Dataset records:
◇ ◇ ◇

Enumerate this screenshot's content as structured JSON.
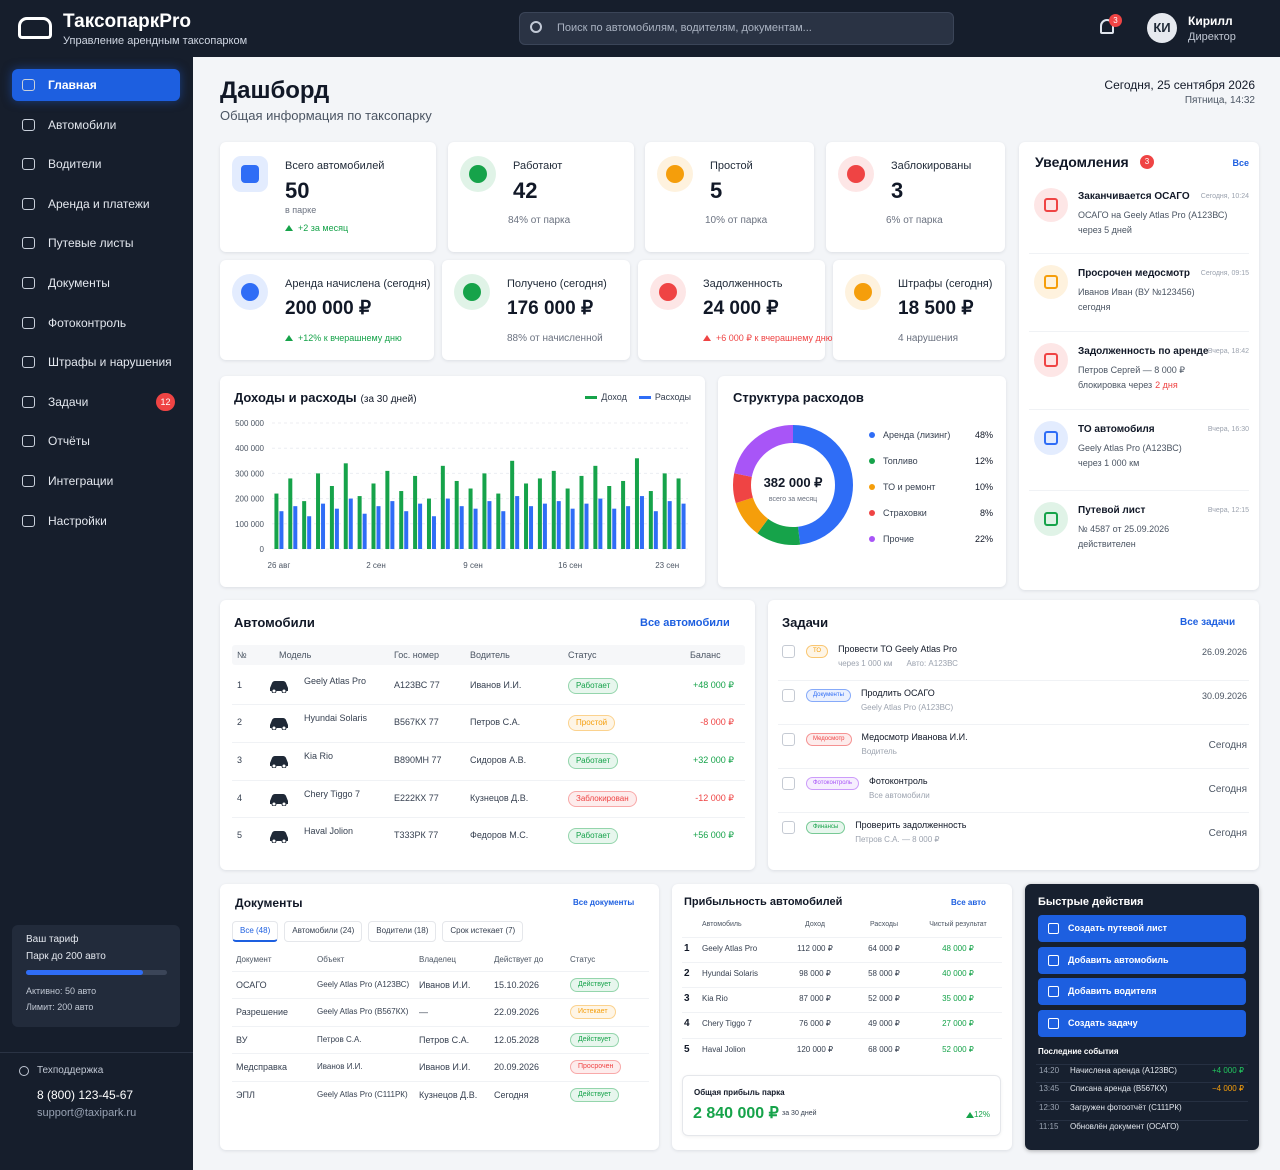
{
  "header": {
    "brand": "ТаксопаркPro",
    "tagline": "Управление арендным таксопарком",
    "search_placeholder": "Поиск по автомобилям, водителям, документам...",
    "notifications": 3,
    "user_initials": "КИ",
    "user_name": "Кирилл",
    "user_role": "Директор"
  },
  "sidebar": {
    "nav": [
      {
        "label": "Главная",
        "active": true
      },
      {
        "label": "Автомобили"
      },
      {
        "label": "Водители"
      },
      {
        "label": "Аренда и платежи"
      },
      {
        "label": "Путевые листы"
      },
      {
        "label": "Документы"
      },
      {
        "label": "Фотоконтроль"
      },
      {
        "label": "Штрафы и нарушения"
      },
      {
        "label": "Задачи",
        "badge": 12
      },
      {
        "label": "Отчёты"
      },
      {
        "label": "Интеграции"
      },
      {
        "label": "Настройки"
      }
    ],
    "tariff": {
      "title": "Ваш тариф",
      "plan": "Парк до 200 авто",
      "active_label": "Активно: 50 авто",
      "limit_label": "Лимит: 200 авто"
    },
    "support": {
      "title": "Техподдержка",
      "phone": "8 (800) 123-45-67",
      "email": "support@taxipark.ru"
    }
  },
  "page": {
    "title": "Дашборд",
    "subtitle": "Общая информация по таксопарку",
    "date": "Сегодня, 25 сентября 2026",
    "time": "Пятница, 14:32"
  },
  "kpis": [
    {
      "label": "Всего автомобилей",
      "value": 50,
      "note": "в парке",
      "delta": "+2 за месяц",
      "delta_color": "#16a34a",
      "color": "#2f6df6"
    },
    {
      "label": "Работают",
      "value": 42,
      "note": "84% от парка",
      "color": "#16a34a"
    },
    {
      "label": "Простой",
      "value": 5,
      "note": "10% от парка",
      "color": "#f59e0b"
    },
    {
      "label": "Заблокированы",
      "value": 3,
      "note": "6% от парка",
      "color": "#ef4444"
    },
    {
      "label": "Аренда начислена (сегодня)",
      "value": "200 000 ₽",
      "delta": "+12% к вчерашнему дню",
      "delta_color": "#16a34a",
      "color": "#2f6df6"
    },
    {
      "label": "Получено (сегодня)",
      "value": "176 000 ₽",
      "note": "88% от начисленной",
      "color": "#16a34a"
    },
    {
      "label": "Задолженность",
      "value": "24 000 ₽",
      "delta": "+6 000 ₽ к вчерашнему дню",
      "delta_color": "#ef4444",
      "color": "#ef4444"
    },
    {
      "label": "Штрафы (сегодня)",
      "value": "18 500 ₽",
      "note": "4 нарушения",
      "color": "#f59e0b"
    }
  ],
  "chart_data": [
    {
      "type": "bar",
      "title": "Доходы и расходы",
      "subtitle": "(за 30 дней)",
      "categories": [
        "26 авг",
        null,
        null,
        null,
        null,
        null,
        null,
        "2 сен",
        null,
        null,
        null,
        null,
        null,
        null,
        "9 сен",
        null,
        null,
        null,
        null,
        null,
        null,
        "16 сен",
        null,
        null,
        null,
        null,
        null,
        null,
        "23 сен",
        null
      ],
      "series": [
        {
          "name": "Доход",
          "color": "#16a34a",
          "values": [
            220000,
            280000,
            190000,
            300000,
            250000,
            340000,
            210000,
            260000,
            310000,
            230000,
            290000,
            200000,
            330000,
            270000,
            240000,
            300000,
            220000,
            350000,
            260000,
            280000,
            310000,
            240000,
            290000,
            330000,
            250000,
            270000,
            360000,
            230000,
            300000,
            280000
          ]
        },
        {
          "name": "Расходы",
          "color": "#2f6df6",
          "values": [
            150000,
            170000,
            130000,
            180000,
            160000,
            200000,
            140000,
            170000,
            190000,
            150000,
            180000,
            130000,
            200000,
            170000,
            160000,
            190000,
            150000,
            210000,
            170000,
            180000,
            190000,
            160000,
            180000,
            200000,
            160000,
            170000,
            210000,
            150000,
            190000,
            180000
          ]
        }
      ],
      "ylim": [
        0,
        500000
      ],
      "yticks": [
        0,
        {
          "value": 100000,
          "label": "100 000"
        },
        {
          "value": 200000,
          "label": "200 000"
        },
        {
          "value": 300000,
          "label": "300 000"
        },
        {
          "value": 400000,
          "label": "400 000"
        },
        {
          "value": 500000,
          "label": "500 000"
        }
      ],
      "grid": true,
      "legend": "top-right"
    },
    {
      "type": "donut",
      "title": "Структура расходов",
      "center_value": "382 000 ₽",
      "center_label": "всего за месяц",
      "categories": [
        "Аренда (лизинг)",
        "Топливо",
        "ТО и ремонт",
        "Страховки",
        "Прочие"
      ],
      "values": [
        48,
        12,
        10,
        8,
        22
      ],
      "value_labels": [
        "48%",
        "12%",
        "10%",
        "8%",
        "22%"
      ],
      "colors": [
        "#2f6df6",
        "#16a34a",
        "#f59e0b",
        "#ef4444",
        "#a855f7"
      ]
    }
  ],
  "notifications": {
    "title": "Уведомления",
    "count": 3,
    "link": "Все",
    "items": [
      {
        "title": "Заканчивается ОСАГО",
        "time": "Сегодня, 10:24",
        "lines": [
          "ОСАГО на Geely Atlas Pro (А123ВС)",
          "через 5 дней"
        ],
        "color": "#ef4444"
      },
      {
        "title": "Просрочен медосмотр",
        "time": "Сегодня, 09:15",
        "lines": [
          "Иванов Иван (ВУ №123456)",
          "сегодня"
        ],
        "color": "#f59e0b"
      },
      {
        "title": "Задолженность по аренде",
        "time": "Вчера, 18:42",
        "lines": [
          "Петров Сергей — 8 000 ₽",
          "блокировка через"
        ],
        "highlight": "2 дня",
        "color": "#ef4444"
      },
      {
        "title": "ТО автомобиля",
        "time": "Вчера, 16:30",
        "lines": [
          "Geely Atlas Pro (А123ВС)",
          "через 1 000 км"
        ],
        "color": "#2f6df6"
      },
      {
        "title": "Путевой лист",
        "time": "Вчера, 12:15",
        "lines": [
          "№ 4587 от 25.09.2026",
          "действителен"
        ],
        "color": "#16a34a"
      }
    ]
  },
  "cars": {
    "title": "Автомобили",
    "link": "Все автомобили",
    "columns": [
      "№",
      "Модель",
      "Гос. номер",
      "Водитель",
      "Статус",
      "Баланс"
    ],
    "rows": [
      {
        "n": 1,
        "model": "Geely Atlas Pro",
        "plate": "А123ВС 77",
        "driver": "Иванов И.И.",
        "status": "Работает",
        "status_color": "#16a34a",
        "balance": "+48 000 ₽"
      },
      {
        "n": 2,
        "model": "Hyundai Solaris",
        "plate": "В567КХ 77",
        "driver": "Петров С.А.",
        "status": "Простой",
        "status_color": "#f59e0b",
        "balance": "-8 000 ₽"
      },
      {
        "n": 3,
        "model": "Kia Rio",
        "plate": "В890МН 77",
        "driver": "Сидоров А.В.",
        "status": "Работает",
        "status_color": "#16a34a",
        "balance": "+32 000 ₽"
      },
      {
        "n": 4,
        "model": "Chery Tiggo 7",
        "plate": "Е222КХ 77",
        "driver": "Кузнецов Д.В.",
        "status": "Заблокирован",
        "status_color": "#ef4444",
        "balance": "-12 000 ₽"
      },
      {
        "n": 5,
        "model": "Haval Jolion",
        "plate": "Т333РК 77",
        "driver": "Федоров М.С.",
        "status": "Работает",
        "status_color": "#16a34a",
        "balance": "+56 000 ₽"
      }
    ]
  },
  "tasks": {
    "title": "Задачи",
    "link": "Все задачи",
    "items": [
      {
        "tag": "ТО",
        "tag_color": "#f59e0b",
        "title": "Провести ТО Geely Atlas Pro",
        "sub": [
          "через 1 000 км",
          "Авто: А123ВС"
        ],
        "date": "26.09.2026"
      },
      {
        "tag": "Документы",
        "tag_color": "#2f6df6",
        "title": "Продлить ОСАГО",
        "sub": [
          "Geely Atlas Pro (А123ВС)"
        ],
        "date": "30.09.2026"
      },
      {
        "tag": "Медосмотр",
        "tag_color": "#ef4444",
        "title": "Медосмотр Иванова И.И.",
        "sub": [
          "Водитель"
        ],
        "date": "Сегодня"
      },
      {
        "tag": "Фотоконтроль",
        "tag_color": "#a855f7",
        "title": "Фотоконтроль",
        "sub": [
          "Все автомобили"
        ],
        "date": "Сегодня"
      },
      {
        "tag": "Финансы",
        "tag_color": "#16a34a",
        "title": "Проверить задолженность",
        "sub": [
          "Петров С.А. — 8 000 ₽"
        ],
        "date": "Сегодня"
      }
    ]
  },
  "documents": {
    "title": "Документы",
    "link": "Все документы",
    "tabs": [
      "Все (48)",
      "Автомобили (24)",
      "Водители (18)",
      "Срок истекает (7)"
    ],
    "columns": [
      "Документ",
      "Объект",
      "Владелец",
      "Действует до",
      "Статус"
    ],
    "rows": [
      {
        "doc": "ОСАГО",
        "object": "Geely Atlas Pro (А123ВС)",
        "owner": "Иванов И.И.",
        "until": "15.10.2026",
        "status": "Действует",
        "status_color": "#16a34a"
      },
      {
        "doc": "Разрешение",
        "object": "Geely Atlas Pro (В567КХ)",
        "owner": "—",
        "until": "22.09.2026",
        "status": "Истекает",
        "status_color": "#f59e0b"
      },
      {
        "doc": "ВУ",
        "object": "Петров С.А.",
        "owner": "Петров С.А.",
        "until": "12.05.2028",
        "status": "Действует",
        "status_color": "#16a34a"
      },
      {
        "doc": "Медсправка",
        "object": "Иванов И.И.",
        "owner": "Иванов И.И.",
        "until": "20.09.2026",
        "status": "Просрочен",
        "status_color": "#ef4444"
      },
      {
        "doc": "ЭПЛ",
        "object": "Geely Atlas Pro (С111РК)",
        "owner": "Кузнецов Д.В.",
        "until": "Сегодня",
        "status": "Действует",
        "status_color": "#16a34a"
      }
    ]
  },
  "profit": {
    "title": "Прибыльность автомобилей",
    "link": "Все авто",
    "columns": [
      "Автомобиль",
      "Доход",
      "Расходы",
      "Чистый результат"
    ],
    "rows": [
      {
        "n": 1,
        "car": "Geely Atlas Pro",
        "income": "112 000 ₽",
        "expense": "64 000 ₽",
        "net": "48 000 ₽"
      },
      {
        "n": 2,
        "car": "Hyundai Solaris",
        "income": "98 000 ₽",
        "expense": "58 000 ₽",
        "net": "40 000 ₽"
      },
      {
        "n": 3,
        "car": "Kia Rio",
        "income": "87 000 ₽",
        "expense": "52 000 ₽",
        "net": "35 000 ₽"
      },
      {
        "n": 4,
        "car": "Chery Tiggo 7",
        "income": "76 000 ₽",
        "expense": "49 000 ₽",
        "net": "27 000 ₽"
      },
      {
        "n": 5,
        "car": "Haval Jolion",
        "income": "120 000 ₽",
        "expense": "68 000 ₽",
        "net": "52 000 ₽"
      }
    ],
    "total_label": "Общая прибыль парка",
    "total": "2 840 000 ₽",
    "period": "за 30 дней",
    "change": "12%"
  },
  "quick": {
    "title": "Быстрые действия",
    "actions": [
      "Создать путевой лист",
      "Добавить автомобиль",
      "Добавить водителя",
      "Создать задачу"
    ],
    "events_title": "Последние события",
    "events": [
      {
        "time": "14:20",
        "text": "Начислена аренда (А123ВС)",
        "amount": "+4 000 ₽"
      },
      {
        "time": "13:45",
        "text": "Списана аренда (В567КХ)",
        "amount": "−4 000 ₽"
      },
      {
        "time": "12:30",
        "text": "Загружен фотоотчёт (С111РК)"
      },
      {
        "time": "11:15",
        "text": "Обновлён документ (ОСАГО)"
      }
    ]
  }
}
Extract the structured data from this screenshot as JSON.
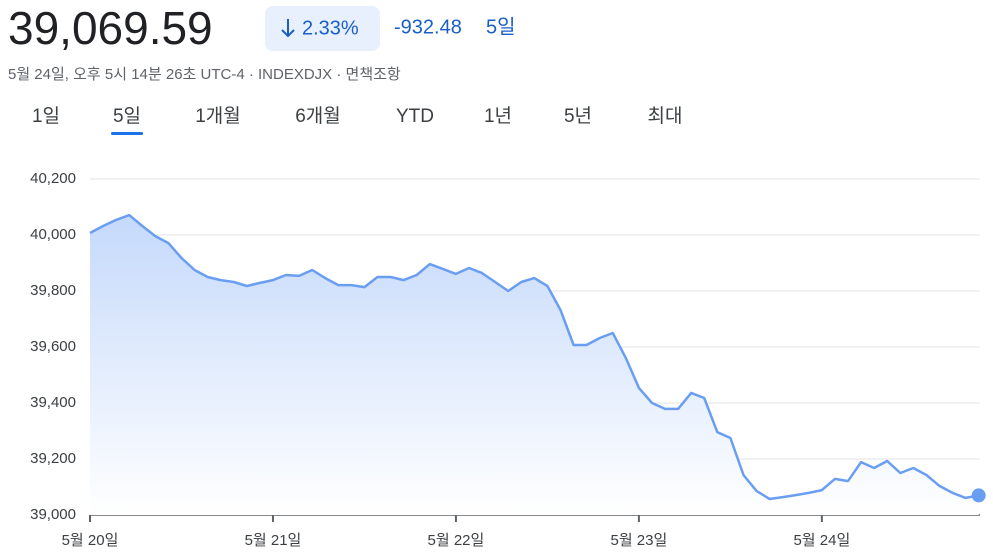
{
  "header": {
    "price": "39,069.59",
    "change_percent": "2.33%",
    "change": "-932.48",
    "period": "5일",
    "subtitle": "5월 24일, 오후 5시 14분 26초 UTC-4 · INDEXDJX · 면책조항"
  },
  "tabs": {
    "items": [
      "1일",
      "5일",
      "1개월",
      "6개월",
      "YTD",
      "1년",
      "5년",
      "최대"
    ],
    "selected": 1
  },
  "chart_data": {
    "type": "line",
    "color": "#6a9ef2",
    "grid": true,
    "x": [
      0,
      1,
      2,
      3,
      4,
      5,
      6,
      7,
      8,
      9,
      10,
      11,
      12,
      13,
      14,
      15,
      16,
      17,
      18,
      19,
      20,
      21,
      22,
      23,
      24,
      25,
      26,
      27,
      28,
      29,
      30,
      31,
      32,
      33,
      34,
      35,
      36,
      37,
      38,
      39,
      40,
      41,
      42,
      43,
      44,
      45,
      46,
      47,
      48,
      49,
      50,
      51,
      52,
      53,
      54,
      55,
      56,
      57,
      58,
      59,
      60,
      61,
      62,
      63,
      64,
      65,
      66,
      67,
      68
    ],
    "values": [
      40007,
      40032,
      40054,
      40071,
      40032,
      39996,
      39971,
      39918,
      39875,
      39850,
      39839,
      39832,
      39818,
      39829,
      39839,
      39857,
      39854,
      39875,
      39846,
      39821,
      39821,
      39814,
      39850,
      39850,
      39839,
      39857,
      39896,
      39879,
      39861,
      39882,
      39864,
      39832,
      39800,
      39832,
      39846,
      39818,
      39732,
      39607,
      39607,
      39632,
      39650,
      39561,
      39454,
      39400,
      39379,
      39379,
      39436,
      39418,
      39296,
      39275,
      39143,
      39086,
      39057,
      39064,
      39071,
      39079,
      39089,
      39129,
      39121,
      39189,
      39168,
      39193,
      39150,
      39168,
      39143,
      39104,
      39079,
      39061,
      39070
    ],
    "xlim": [
      0,
      68.1
    ],
    "xticks": [
      {
        "value": 0,
        "label": "5월 20일"
      },
      {
        "value": 14,
        "label": "5월 21일"
      },
      {
        "value": 28,
        "label": "5월 22일"
      },
      {
        "value": 42,
        "label": "5월 23일"
      },
      {
        "value": 56,
        "label": "5월 24일"
      }
    ],
    "ylim": [
      39000,
      40200
    ],
    "yticks": [
      {
        "value": 39000,
        "label": "39,000"
      },
      {
        "value": 39200,
        "label": "39,200"
      },
      {
        "value": 39400,
        "label": "39,400"
      },
      {
        "value": 39600,
        "label": "39,600"
      },
      {
        "value": 39800,
        "label": "39,800"
      },
      {
        "value": 40000,
        "label": "40,000"
      },
      {
        "value": 40200,
        "label": "40,200"
      }
    ]
  }
}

◇ ◇ ◇

Request:
Pick every line with "Штрафы" in it and copy it.

Written response:
        "label": "Штрафы и нарушения"
      "label": "Штрафы (сегодня)",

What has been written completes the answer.